* Alıştırma *
Suç araştırmalarıyla ilgili metinde "2. Kültürel sapma" ile başlayıp "(Freda v.d. 1995:128)." ifadesine kadar süren bölümü hiçbir değişiklik yapmadan yeniden yazın.

* Verilen metin *
2.1.1. Sosyolojik Açıdan Suç Araştırmaları Niçin Önemlidir?

Bir toplumsal problem türü olan suç olgusu birçok faktöre dayalı olarak ortaya çıkmaktadır. Suçta ekonomik, sosyo-kültürel, demografik, psikolojik gibi sosyolojik, psikolojik ve hatta sosyo-psikolojik etkenler önemlidir. Bu açıdan bakıldığında suç olgusu sosyal sistem ve normlardan ve dolayısıyla yapıdan uzaklaşma anlamı taşımaktadır.

“Çağdaş kriminologlar, suçun sosyolojik açıklama biçimlerini üç kategoriye ayırmaktadırlar:

1. Gerilim kuramları,

2. Kültürel sapma kuramları, 3. Sosyal kontrol kuramları,

Gerilim ve kültürel sapma kuramları, insanları suça itekleyen “sosyal güçler” üzerinde odaklaşmaktadırlar. Bu kuramlar, sosyal sınıf ile kriminal davranış arasında bir ilişkinin varlığını baz almaktadırlar. Gerilim kuramları özelde, alt sınıfa mensup bireylerin toplumsal amaçlara meşru yollardan ulaşamama durumunda, amaçların

(29)

gerçekleşmesinde meşru olmayan yollara sapma durumunu formülleştirir. Kültürel sapma teorileri ise, alt sınıfın kendine özgü bir değerler sistemine sahip olduğu ve bunun çoğunlukla da orta sınıf değerler sistemi ile de bir çatışma içinde olduğu görüşünü temel almaktadır. Kültürel sapma teorileri (sosyal çözülme, ayırıcı birleşenler ve kültür çatışması) suçlu davranışın, kriminal değer ve normların öğrenme sürecinde ortaya çıktığını varsaymaktadır” (Freda v.d. 1995:128).

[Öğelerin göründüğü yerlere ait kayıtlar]
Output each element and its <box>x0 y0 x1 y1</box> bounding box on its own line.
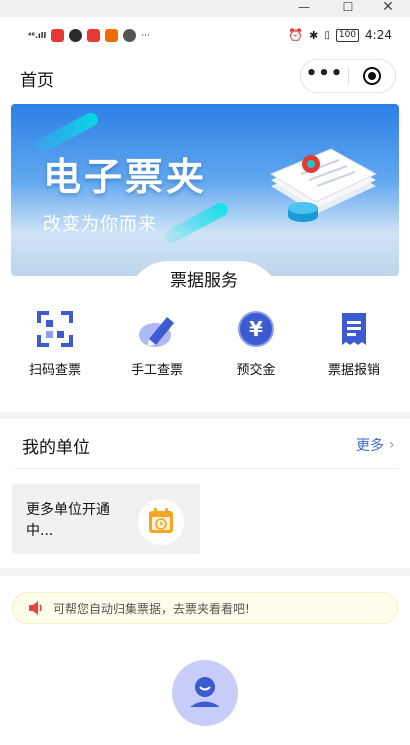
yen-icon: ¥ <box>236 309 276 349</box>
unit-placeholder-card[interactable]: 更多单位开通中... <box>12 484 200 554</box>
service-scan[interactable]: 扫码查票 <box>5 309 105 378</box>
banner-title: 电子票夹 <box>43 155 208 199</box>
pen-icon <box>137 309 177 349</box>
capsule-divider <box>348 68 349 84</box>
calendar-clock-icon <box>149 508 173 533</box>
status-bar: ⁴⁶.ıll ··· ⏰ ✱ ▯ 100 4:24 <box>0 17 410 57</box>
notification-app-icon <box>105 29 119 42</box>
calendar-icon-badge <box>138 499 184 545</box>
promo-banner[interactable]: 电子票夹 改变为你而来 <box>11 104 399 276</box>
service-card: 电子票夹 改变为你而来 票据服务 扫码查票 手工查票 ¥ 预交金 票据报销 <box>0 99 410 412</box>
service-label: 手工查票 <box>130 363 183 378</box>
status-right: ⏰ ✱ ▯ 100 4:24 <box>288 28 392 42</box>
units-card: 我的单位 更多 › 更多单位开通中... <box>0 419 410 568</box>
notification-app-icon <box>87 29 101 42</box>
service-label: 票据报销 <box>327 363 380 378</box>
service-manual[interactable]: 手工查票 <box>107 309 207 378</box>
speaker-icon <box>29 601 42 615</box>
user-icon <box>190 677 220 707</box>
services-row: 扫码查票 手工查票 ¥ 预交金 票据报销 <box>0 309 410 389</box>
capsule-menu: ••• <box>300 59 396 93</box>
notice-card: 可帮您自动归集票据，去票夹看看吧! <box>0 576 410 745</box>
bluetooth-icon: ✱ <box>309 28 319 42</box>
avatar[interactable] <box>172 660 238 726</box>
notification-app-icon <box>51 29 65 42</box>
services-header: 票据服务 <box>128 261 280 301</box>
banner-decoration <box>161 200 231 246</box>
banner-subtitle: 改变为你而来 <box>43 214 157 235</box>
vibrate-icon: ▯ <box>324 29 330 41</box>
signal-icon: ⁴⁶.ıll <box>28 31 47 40</box>
maximize-button[interactable]: ☐ <box>336 0 360 17</box>
nav-bar: 首页 ••• <box>0 57 410 99</box>
document-stack-illustration <box>269 148 378 222</box>
page-title: 首页 <box>20 71 54 91</box>
minimize-button[interactable]: — <box>292 0 316 17</box>
battery-icon: 100 <box>335 28 360 42</box>
notice-bar[interactable]: 可帮您自动归集票据，去票夹看看吧! <box>12 592 398 624</box>
scan-icon <box>35 309 75 349</box>
units-title: 我的单位 <box>22 438 90 458</box>
service-deposit[interactable]: ¥ 预交金 <box>206 309 306 378</box>
alarm-icon: ⏰ <box>288 28 304 42</box>
more-notifications-icon: ··· <box>141 30 150 41</box>
service-label: 预交金 <box>236 363 276 378</box>
close-miniprogram-button[interactable] <box>363 67 381 85</box>
units-more-link[interactable]: 更多 <box>356 435 384 455</box>
close-button[interactable]: ✕ <box>376 0 400 17</box>
receipt-icon <box>334 309 374 349</box>
unit-placeholder-text: 更多单位开通中... <box>26 502 110 539</box>
notification-app-icon <box>123 29 137 42</box>
svg-text:¥: ¥ <box>249 317 263 341</box>
notice-text: 可帮您自动归集票据，去票夹看看吧! <box>53 602 250 616</box>
services-title: 票据服务 <box>170 271 238 291</box>
window-titlebar: — ☐ ✕ <box>0 0 410 17</box>
divider <box>14 468 398 469</box>
status-time: 4:24 <box>365 28 392 42</box>
chevron-right-icon: › <box>389 437 395 453</box>
more-menu-button[interactable]: ••• <box>301 60 348 92</box>
status-left: ⁴⁶.ıll ··· <box>28 29 150 42</box>
notification-app-icon <box>69 29 83 42</box>
service-label: 扫码查票 <box>28 363 81 378</box>
service-reimburse[interactable]: 票据报销 <box>304 309 404 378</box>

* Çözüm *
2. Kültürel sapma kuramları, 3. Sosyal kontrol kuramları,

Gerilim ve kültürel sapma kuramları, insanları suça itekleyen “sosyal güçler” üzerinde odaklaşmaktadırlar. Bu kuramlar, sosyal sınıf ile kriminal davranış arasında bir ilişkinin varlığını baz almaktadırlar. Gerilim kuramları özelde, alt sınıfa mensup bireylerin toplumsal amaçlara meşru yollardan ulaşamama durumunda, amaçların

(29)

gerçekleşmesinde meşru olmayan yollara sapma durumunu formülleştirir. Kültürel sapma teorileri ise, alt sınıfın kendine özgü bir değerler sistemine sahip olduğu ve bunun çoğunlukla da orta sınıf değerler sistemi ile de bir çatışma içinde olduğu görüşünü temel almaktadır. Kültürel sapma teorileri (sosyal çözülme, ayırıcı birleşenler ve kültür çatışması) suçlu davranışın, kriminal değer ve normların öğrenme sürecinde ortaya çıktığını varsaymaktadır” (Freda v.d. 1995:128).